— start —

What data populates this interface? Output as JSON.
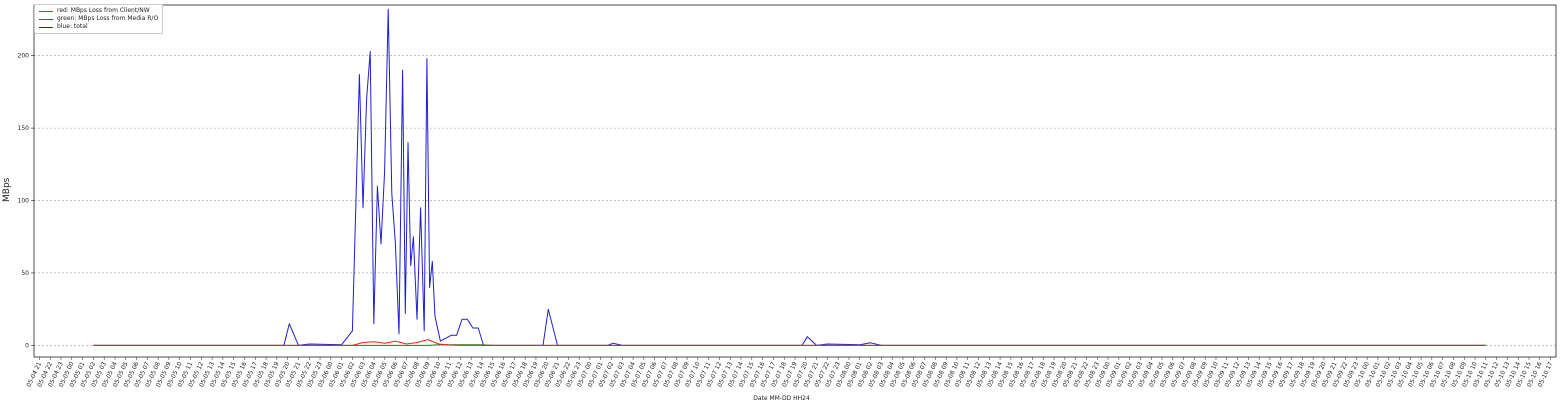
{
  "chart_data": {
    "type": "line",
    "title": "",
    "xlabel": "Date MM-DD HH24",
    "ylabel": "MBps",
    "ylim": [
      -8,
      235
    ],
    "yticks": [
      0,
      50,
      100,
      150,
      200
    ],
    "grid": "horizontal-dashed",
    "legend_position": "top-left",
    "tick_start": "05-04 21",
    "tick_count": 141,
    "x_first_point": "05-05 02",
    "x_last_point": "05-10 11",
    "series": [
      {
        "name": "red: MBps Loss from Client/NW",
        "color": "#e8261c",
        "points": [
          [
            "05-05 02",
            0
          ],
          [
            "05-06 02",
            0
          ],
          [
            "05-06 03",
            2
          ],
          [
            "05-06 04",
            2.5
          ],
          [
            "05-06 05",
            1.5
          ],
          [
            "05-06 06",
            3
          ],
          [
            "05-06 07",
            1
          ],
          [
            "05-06 08",
            2
          ],
          [
            "05-06 09",
            4
          ],
          [
            "05-06 10",
            1
          ],
          [
            "05-06 11",
            0.3
          ],
          [
            "05-06 12",
            0
          ],
          [
            "05-10 11",
            0
          ]
        ]
      },
      {
        "name": "green: MBps Loss from Media R/O",
        "color": "#1e7d1e",
        "points": [
          [
            "05-05 02",
            0
          ],
          [
            "05-06 09",
            0
          ],
          [
            "05-06 10",
            0.4
          ],
          [
            "05-06 14",
            0.4
          ],
          [
            "05-06 15",
            0
          ],
          [
            "05-10 11",
            0
          ]
        ]
      },
      {
        "name": "blue: total",
        "color": "#1f1fd0",
        "points": [
          [
            "05-05 02",
            0
          ],
          [
            "05-05 20",
            0
          ],
          [
            "05-05 20",
            15
          ],
          [
            "05-05 21",
            0
          ],
          [
            "05-05 22",
            1
          ],
          [
            "05-06 01",
            0.5
          ],
          [
            "05-06 02",
            10
          ],
          [
            "05-06 03",
            187
          ],
          [
            "05-06 03",
            95
          ],
          [
            "05-06 03",
            170
          ],
          [
            "05-06 04",
            203
          ],
          [
            "05-06 04",
            15
          ],
          [
            "05-06 04",
            110
          ],
          [
            "05-06 05",
            70
          ],
          [
            "05-06 05",
            120
          ],
          [
            "05-06 05",
            232
          ],
          [
            "05-06 06",
            105
          ],
          [
            "05-06 06",
            70
          ],
          [
            "05-06 06",
            8
          ],
          [
            "05-06 07",
            190
          ],
          [
            "05-06 07",
            22
          ],
          [
            "05-06 07",
            140
          ],
          [
            "05-06 07",
            55
          ],
          [
            "05-06 08",
            75
          ],
          [
            "05-06 08",
            18
          ],
          [
            "05-06 08",
            95
          ],
          [
            "05-06 09",
            10
          ],
          [
            "05-06 09",
            198
          ],
          [
            "05-06 09",
            40
          ],
          [
            "05-06 09",
            58
          ],
          [
            "05-06 10",
            20
          ],
          [
            "05-06 10",
            3
          ],
          [
            "05-06 11",
            5
          ],
          [
            "05-06 11",
            7
          ],
          [
            "05-06 12",
            7
          ],
          [
            "05-06 12",
            18
          ],
          [
            "05-06 13",
            18
          ],
          [
            "05-06 13",
            12
          ],
          [
            "05-06 14",
            12
          ],
          [
            "05-06 14",
            0
          ],
          [
            "05-06 20",
            0
          ],
          [
            "05-06 20",
            25
          ],
          [
            "05-06 21",
            0
          ],
          [
            "05-07 02",
            0
          ],
          [
            "05-07 02",
            1.5
          ],
          [
            "05-07 03",
            0
          ],
          [
            "05-07 20",
            0
          ],
          [
            "05-07 20",
            6
          ],
          [
            "05-07 21",
            0
          ],
          [
            "05-07 22",
            1
          ],
          [
            "05-08 01",
            0.5
          ],
          [
            "05-08 02",
            1.8
          ],
          [
            "05-08 03",
            0
          ],
          [
            "05-10 11",
            0
          ]
        ]
      }
    ]
  }
}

— end —

(SHORT EXERCISE)
Pick out the lines that include the word "from" and write them out.

(COMPLETE RESPONSE)
        "name": "red: MBps Loss from Client/NW",
        "name": "green: MBps Loss from Media R/O",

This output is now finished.